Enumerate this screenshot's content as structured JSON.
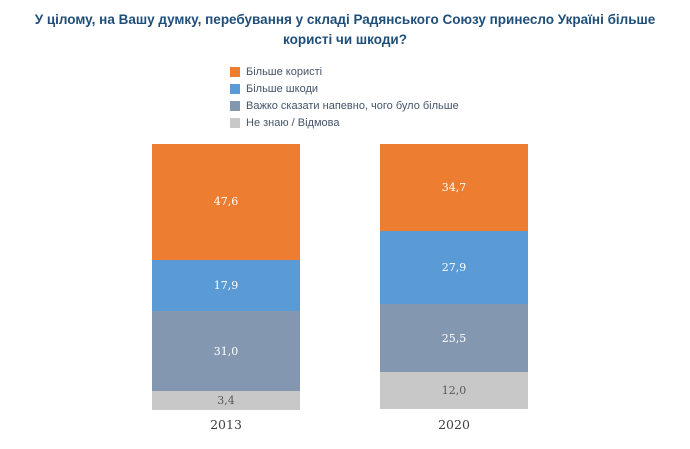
{
  "chart_data": {
    "type": "bar",
    "subtype": "stacked-100-percent",
    "title": "У цілому, на Вашу думку, перебування у складі Радянського Союзу принесло Україні більше користі чи шкоди?",
    "categories": [
      "2013",
      "2020"
    ],
    "series": [
      {
        "name": "Більше користі",
        "color": "#ED7D31",
        "label_color": "#FFFFFF",
        "values": [
          47.6,
          34.7
        ]
      },
      {
        "name": "Більше шкоди",
        "color": "#5B9BD5",
        "label_color": "#FFFFFF",
        "values": [
          17.9,
          27.9
        ]
      },
      {
        "name": "Важко сказати напевно, чого було більше",
        "color": "#8497B0",
        "label_color": "#FFFFFF",
        "values": [
          31.0,
          25.5
        ]
      },
      {
        "name": "Не знаю / Відмова",
        "color": "#C8C8C8",
        "label_color": "#595959",
        "values": [
          3.4,
          12.0
        ]
      }
    ],
    "value_labels": [
      [
        "47,6",
        "17,9",
        "31,0",
        "3,4"
      ],
      [
        "34,7",
        "27,9",
        "25,5",
        "12,0"
      ]
    ],
    "ylim": [
      0,
      100
    ],
    "grid": false,
    "legend_position": "top-left-above-plot",
    "colors": {
      "title_text": "#1F4E79",
      "legend_text": "#44546A",
      "axis_text": "#404040",
      "background": "#FFFFFF"
    }
  }
}
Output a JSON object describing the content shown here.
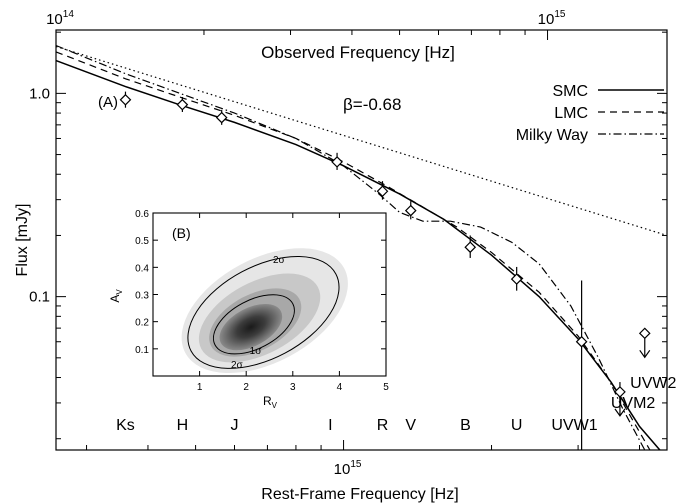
{
  "chart_data": [
    {
      "type": "scatter",
      "panel_label": "(A)",
      "xlabel_bottom": "Rest-Frame Frequency [Hz]",
      "xlabel_top": "Observed Frequency [Hz]",
      "ylabel": "Flux [mJy]",
      "x_scale": "log",
      "y_scale": "log",
      "bottom_xlim": [
        260000000000000.0,
        4550000000000000.0
      ],
      "top_xlim": [
        100000000000000.0,
        1750000000000000.0
      ],
      "ylim": [
        0.0176,
        2.05
      ],
      "bottom_ticks": [
        {
          "value": 1000000000000000.0,
          "label": "10"
        }
      ],
      "bottom_tick_exponents": [
        "15"
      ],
      "top_ticks": [
        {
          "value": 100000000000000.0,
          "label": "10"
        },
        {
          "value": 1000000000000000.0,
          "label": "10"
        }
      ],
      "top_tick_exponents": [
        "14",
        "15"
      ],
      "y_ticks": [
        {
          "value": 0.1,
          "label": "0.1"
        },
        {
          "value": 1.0,
          "label": "1.0"
        }
      ],
      "annotation": "β=-0.68",
      "legend_position": "top-right",
      "legend": [
        {
          "name": "SMC",
          "dash": "solid"
        },
        {
          "name": "LMC",
          "dash": "dashed"
        },
        {
          "name": "Milky Way",
          "dash": "dashdot"
        }
      ],
      "filters": [
        {
          "name": "Ks",
          "x": 360000000000000.0
        },
        {
          "name": "H",
          "x": 470000000000000.0
        },
        {
          "name": "J",
          "x": 600000000000000.0
        },
        {
          "name": "I",
          "x": 940000000000000.0
        },
        {
          "name": "R",
          "x": 1200000000000000.0
        },
        {
          "name": "V",
          "x": 1370000000000000.0
        },
        {
          "name": "B",
          "x": 1770000000000000.0
        },
        {
          "name": "U",
          "x": 2250000000000000.0
        },
        {
          "name": "UVW1",
          "x": 2950000000000000.0
        },
        {
          "name": "UVM2",
          "x": 3700000000000000.0
        },
        {
          "name": "UVW2",
          "x": 4050000000000000.0
        }
      ],
      "points": [
        {
          "x": 360000000000000.0,
          "y": 0.93,
          "yerr": [
            0.08,
            0.09
          ]
        },
        {
          "x": 470000000000000.0,
          "y": 0.88,
          "yerr": [
            0.07,
            0.08
          ]
        },
        {
          "x": 565000000000000.0,
          "y": 0.76,
          "yerr": [
            0.06,
            0.07
          ]
        },
        {
          "x": 970000000000000.0,
          "y": 0.46,
          "yerr": [
            0.04,
            0.05
          ]
        },
        {
          "x": 1200000000000000.0,
          "y": 0.33,
          "yerr": [
            0.03,
            0.04
          ]
        },
        {
          "x": 1370000000000000.0,
          "y": 0.265,
          "yerr": [
            0.025,
            0.03
          ]
        },
        {
          "x": 1810000000000000.0,
          "y": 0.175,
          "yerr": [
            0.02,
            0.025
          ]
        },
        {
          "x": 2250000000000000.0,
          "y": 0.122,
          "yerr": [
            0.015,
            0.018
          ]
        },
        {
          "x": 3050000000000000.0,
          "y": 0.06,
          "yerr": [
            0.0424,
            0.06
          ]
        },
        {
          "x": 3650000000000000.0,
          "y": 0.034,
          "yerr": [
            0.004,
            0.004
          ]
        }
      ],
      "upper_limits": [
        {
          "x": 3650000000000000.0,
          "y": 0.034
        },
        {
          "x": 4100000000000000.0,
          "y": 0.066
        }
      ],
      "powerlaw_line": {
        "style": "dotted",
        "x": [
          260000000000000.0,
          4550000000000000.0
        ],
        "y": [
          1.7,
          0.2
        ]
      },
      "series": [
        {
          "name": "SMC",
          "dash": "solid",
          "x": [
            260000000000000.0,
            360000000000000.0,
            470000000000000.0,
            600000000000000.0,
            800000000000000.0,
            1000000000000000.0,
            1300000000000000.0,
            1600000000000000.0,
            2000000000000000.0,
            2500000000000000.0,
            3000000000000000.0,
            3500000000000000.0,
            4000000000000000.0,
            4400000000000000.0
          ],
          "y": [
            1.45,
            1.08,
            0.87,
            0.72,
            0.56,
            0.44,
            0.32,
            0.24,
            0.16,
            0.1,
            0.062,
            0.038,
            0.023,
            0.0176
          ]
        },
        {
          "name": "LMC",
          "dash": "dashed",
          "x": [
            260000000000000.0,
            360000000000000.0,
            470000000000000.0,
            600000000000000.0,
            800000000000000.0,
            1000000000000000.0,
            1200000000000000.0,
            1400000000000000.0,
            1700000000000000.0,
            2000000000000000.0,
            2500000000000000.0,
            3000000000000000.0,
            3500000000000000.0,
            3900000000000000.0,
            4200000000000000.0
          ],
          "y": [
            1.6,
            1.18,
            0.95,
            0.78,
            0.6,
            0.46,
            0.36,
            0.29,
            0.22,
            0.165,
            0.105,
            0.064,
            0.038,
            0.024,
            0.0176
          ]
        },
        {
          "name": "Milky Way",
          "dash": "dashdot",
          "x": [
            260000000000000.0,
            360000000000000.0,
            470000000000000.0,
            600000000000000.0,
            800000000000000.0,
            1000000000000000.0,
            1180000000000000.0,
            1300000000000000.0,
            1450000000000000.0,
            1650000000000000.0,
            1900000000000000.0,
            2200000000000000.0,
            2500000000000000.0,
            2900000000000000.0,
            3300000000000000.0,
            3700000000000000.0,
            4100000000000000.0
          ],
          "y": [
            1.72,
            1.25,
            0.99,
            0.8,
            0.6,
            0.44,
            0.32,
            0.26,
            0.235,
            0.235,
            0.22,
            0.185,
            0.145,
            0.09,
            0.05,
            0.028,
            0.0176
          ]
        }
      ]
    },
    {
      "type": "contour",
      "panel_label": "(B)",
      "xlabel": "R",
      "xlabel_sub": "V",
      "ylabel": "A",
      "ylabel_sub": "V",
      "xlim": [
        0,
        5
      ],
      "ylim": [
        0,
        0.6
      ],
      "xticks": [
        1,
        2,
        3,
        4,
        5
      ],
      "yticks": [
        0.1,
        0.2,
        0.3,
        0.4,
        0.5,
        0.6
      ],
      "peak": {
        "x": 2.1,
        "y": 0.18
      },
      "contour_labels": [
        {
          "text": "2σ",
          "x": 2.7,
          "y": 0.43
        },
        {
          "text": "1σ",
          "x": 2.2,
          "y": 0.095
        },
        {
          "text": "2σ",
          "x": 1.8,
          "y": 0.045
        }
      ]
    }
  ]
}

[WRITTEN TASK]:
Only lines that contain the word "JSON" are wanted; copy each of them.

[TASK RESULT]:
Enumerate this screenshot's content as structured JSON.
Output a JSON object describing the content shown here.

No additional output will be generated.